[Stored data entries]
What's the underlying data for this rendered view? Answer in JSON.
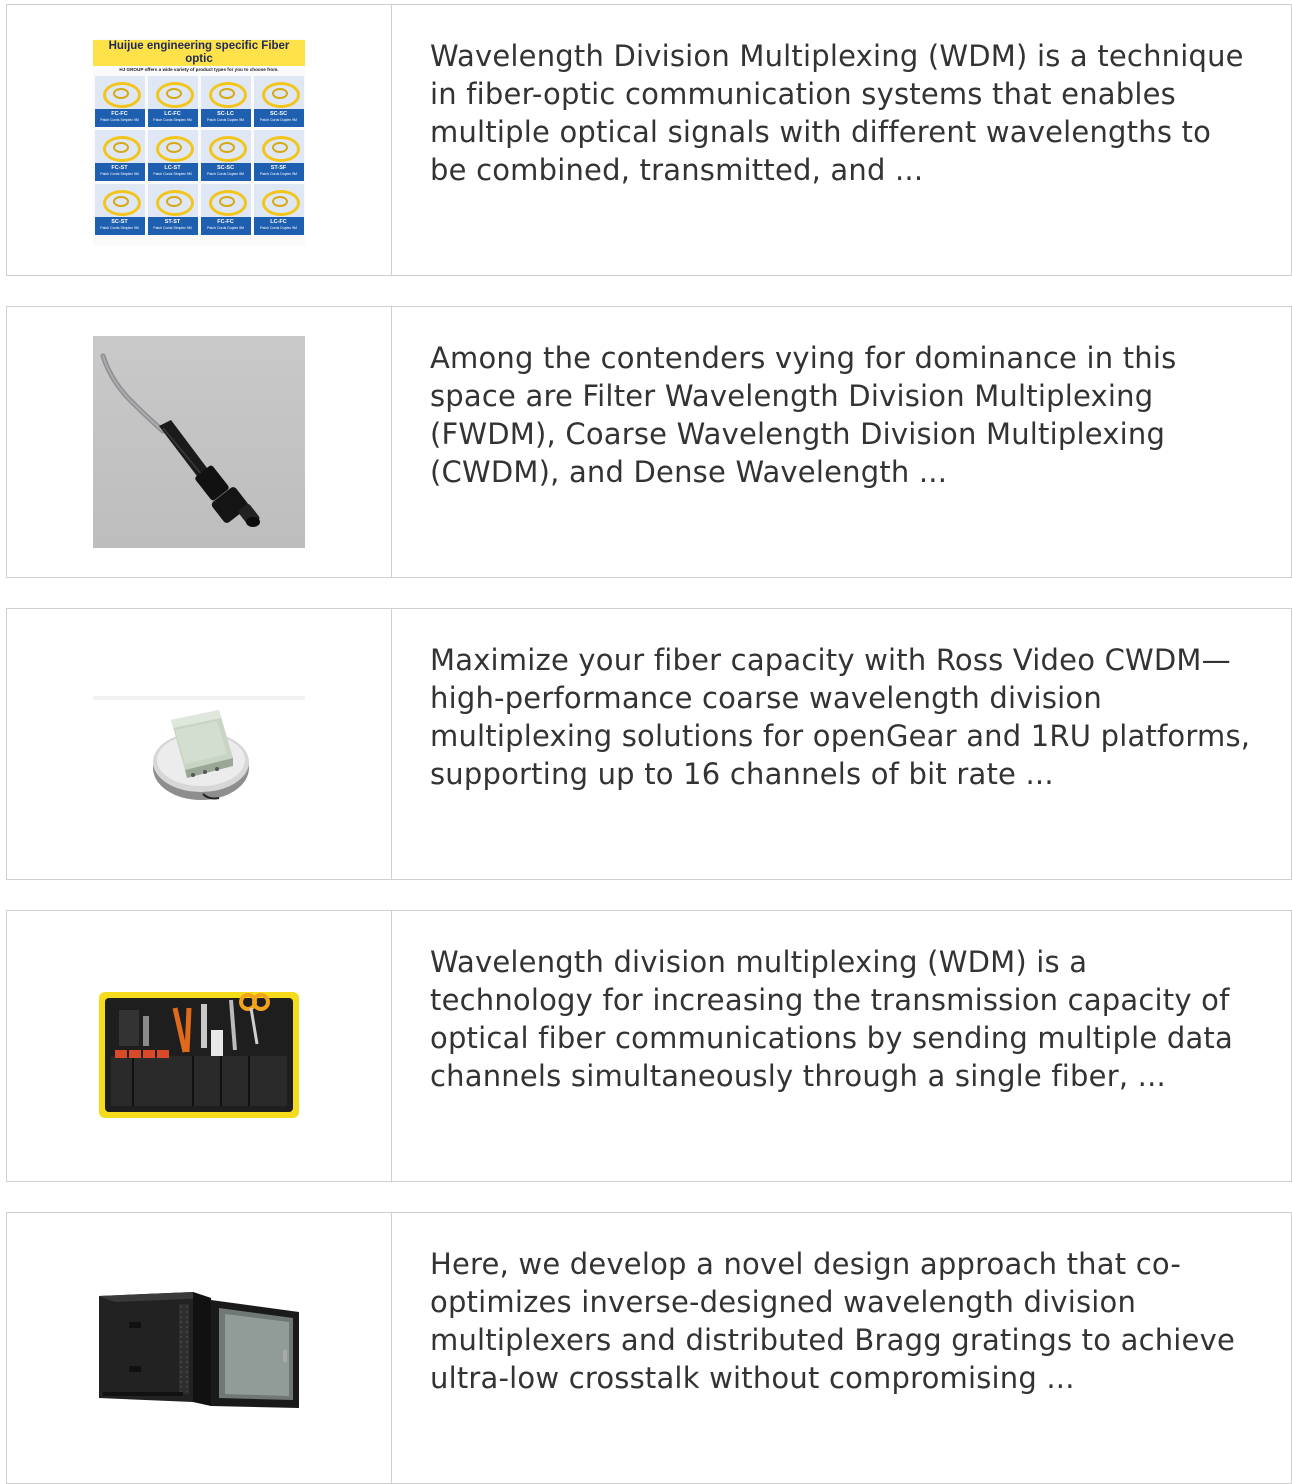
{
  "results": [
    {
      "thumbnail": {
        "title": "Huijue engineering specific Fiber optic",
        "subtitle": "HJ GROUP offers a wide variety of product types for you to choose from.",
        "items": [
          {
            "name": "FC-FC",
            "desc": "Patch Cords Simplex 9M"
          },
          {
            "name": "LC-FC",
            "desc": "Patch Cords Simplex 9M"
          },
          {
            "name": "SC-LC",
            "desc": "Patch Cords Duplex 9M"
          },
          {
            "name": "SC-SC",
            "desc": "Patch Cords Duplex 9M"
          },
          {
            "name": "FC-ST",
            "desc": "Patch Cords Simplex 9M"
          },
          {
            "name": "LC-ST",
            "desc": "Patch Cords Simplex 9M"
          },
          {
            "name": "SC-SC",
            "desc": "Patch Cords Duplex 9M"
          },
          {
            "name": "ST-SF",
            "desc": "Patch Cords Duplex 9M"
          },
          {
            "name": "SC-ST",
            "desc": "Patch Cords Simplex 9M"
          },
          {
            "name": "ST-ST",
            "desc": "Patch Cords Simplex 9M"
          },
          {
            "name": "FC-FC",
            "desc": "Patch Cords Duplex 9M"
          },
          {
            "name": "LC-FC",
            "desc": "Patch Cords Duplex 9M"
          }
        ]
      },
      "snippet": "Wavelength Division Multiplexing (WDM) is a technique in fiber-optic communication systems that enables multiple optical signals with different wavelengths to be combined, transmitted, and ..."
    },
    {
      "thumbnail": {
        "icon": "fiber-connector-image"
      },
      "snippet": "Among the contenders vying for dominance in this space are Filter Wavelength Division Multiplexing (FWDM), Coarse Wavelength Division Multiplexing (CWDM), and Dense Wavelength ..."
    },
    {
      "thumbnail": {
        "icon": "splice-enclosure-image"
      },
      "snippet": "Maximize your fiber capacity with Ross Video CWDM—high-performance coarse wavelength division multiplexing solutions for openGear and 1RU platforms, supporting up to 16 channels of bit rate ..."
    },
    {
      "thumbnail": {
        "icon": "fiber-tool-kit-image"
      },
      "snippet": "Wavelength division multiplexing (WDM) is a technology for increasing the transmission capacity of optical fiber communications by sending multiple data channels simultaneously through a single fiber, ..."
    },
    {
      "thumbnail": {
        "icon": "network-cabinet-image"
      },
      "snippet": "Here, we develop a novel design approach that co-optimizes inverse-designed wavelength division multiplexers and distributed Bragg gratings to achieve ultra-low crosstalk without compromising ..."
    }
  ]
}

**The problem**
Quote every record above exactly, leaving out the pictures.

**Exercise response**
What's the underlying data for this rendered view? Answer in JSON.
{
  "results": [
    {
      "thumbnail": {
        "title": "Huijue engineering specific Fiber optic",
        "subtitle": "HJ GROUP offers a wide variety of product types for you to choose from.",
        "items": [
          {
            "name": "FC-FC",
            "desc": "Patch Cords Simplex 9M"
          },
          {
            "name": "LC-FC",
            "desc": "Patch Cords Simplex 9M"
          },
          {
            "name": "SC-LC",
            "desc": "Patch Cords Duplex 9M"
          },
          {
            "name": "SC-SC",
            "desc": "Patch Cords Duplex 9M"
          },
          {
            "name": "FC-ST",
            "desc": "Patch Cords Simplex 9M"
          },
          {
            "name": "LC-ST",
            "desc": "Patch Cords Simplex 9M"
          },
          {
            "name": "SC-SC",
            "desc": "Patch Cords Duplex 9M"
          },
          {
            "name": "ST-SF",
            "desc": "Patch Cords Duplex 9M"
          },
          {
            "name": "SC-ST",
            "desc": "Patch Cords Simplex 9M"
          },
          {
            "name": "ST-ST",
            "desc": "Patch Cords Simplex 9M"
          },
          {
            "name": "FC-FC",
            "desc": "Patch Cords Duplex 9M"
          },
          {
            "name": "LC-FC",
            "desc": "Patch Cords Duplex 9M"
          }
        ]
      },
      "snippet": "Wavelength Division Multiplexing (WDM) is a technique in fiber-optic communication systems that enables multiple optical signals with different wavelengths to be combined, transmitted, and ..."
    },
    {
      "thumbnail": {
        "icon": "fiber-connector-image"
      },
      "snippet": "Among the contenders vying for dominance in this space are Filter Wavelength Division Multiplexing (FWDM), Coarse Wavelength Division Multiplexing (CWDM), and Dense Wavelength ..."
    },
    {
      "thumbnail": {
        "icon": "splice-enclosure-image"
      },
      "snippet": "Maximize your fiber capacity with Ross Video CWDM—high-performance coarse wavelength division multiplexing solutions for openGear and 1RU platforms, supporting up to 16 channels of bit rate ..."
    },
    {
      "thumbnail": {
        "icon": "fiber-tool-kit-image"
      },
      "snippet": "Wavelength division multiplexing (WDM) is a technology for increasing the transmission capacity of optical fiber communications by sending multiple data channels simultaneously through a single fiber, ..."
    },
    {
      "thumbnail": {
        "icon": "network-cabinet-image"
      },
      "snippet": "Here, we develop a novel design approach that co-optimizes inverse-designed wavelength division multiplexers and distributed Bragg gratings to achieve ultra-low crosstalk without compromising ..."
    }
  ]
}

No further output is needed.